**Source material:**
____

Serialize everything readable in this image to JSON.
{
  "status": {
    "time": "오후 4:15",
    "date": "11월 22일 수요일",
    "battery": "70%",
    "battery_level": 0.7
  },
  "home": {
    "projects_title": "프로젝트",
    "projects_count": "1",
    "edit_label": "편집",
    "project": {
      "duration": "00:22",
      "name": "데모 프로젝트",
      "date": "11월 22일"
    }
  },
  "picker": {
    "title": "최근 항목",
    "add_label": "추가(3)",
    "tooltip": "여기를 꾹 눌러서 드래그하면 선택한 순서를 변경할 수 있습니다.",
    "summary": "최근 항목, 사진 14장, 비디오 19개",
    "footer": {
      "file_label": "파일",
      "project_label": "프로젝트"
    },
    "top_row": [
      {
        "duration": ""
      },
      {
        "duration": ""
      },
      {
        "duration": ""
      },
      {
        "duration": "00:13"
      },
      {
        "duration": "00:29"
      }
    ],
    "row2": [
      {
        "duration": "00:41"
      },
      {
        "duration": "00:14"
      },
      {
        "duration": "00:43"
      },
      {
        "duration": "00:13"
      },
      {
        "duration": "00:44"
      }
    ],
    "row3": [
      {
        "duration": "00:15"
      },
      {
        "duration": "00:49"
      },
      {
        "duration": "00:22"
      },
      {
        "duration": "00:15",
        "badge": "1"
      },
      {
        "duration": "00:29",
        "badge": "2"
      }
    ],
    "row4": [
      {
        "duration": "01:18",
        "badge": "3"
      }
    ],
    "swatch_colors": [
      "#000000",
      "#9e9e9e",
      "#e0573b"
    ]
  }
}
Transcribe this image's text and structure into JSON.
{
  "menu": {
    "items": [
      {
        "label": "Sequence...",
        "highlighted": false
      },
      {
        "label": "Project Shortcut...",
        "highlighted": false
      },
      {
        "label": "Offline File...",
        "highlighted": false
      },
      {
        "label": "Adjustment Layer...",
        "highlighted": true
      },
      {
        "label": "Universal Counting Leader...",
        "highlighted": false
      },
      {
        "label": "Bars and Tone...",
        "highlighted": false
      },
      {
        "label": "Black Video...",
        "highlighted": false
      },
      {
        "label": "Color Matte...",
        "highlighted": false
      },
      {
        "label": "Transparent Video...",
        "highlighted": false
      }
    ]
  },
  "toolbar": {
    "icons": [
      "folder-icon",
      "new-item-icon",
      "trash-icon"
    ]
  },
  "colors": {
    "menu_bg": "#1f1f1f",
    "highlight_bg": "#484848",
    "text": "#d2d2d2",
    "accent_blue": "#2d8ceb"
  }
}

____

**Aim:** Copy out every line that includes the word "image".

**Output for this exercise:**
Serialize everything readable in this image to JSON.
Transcribe this image's text and structure into JSON.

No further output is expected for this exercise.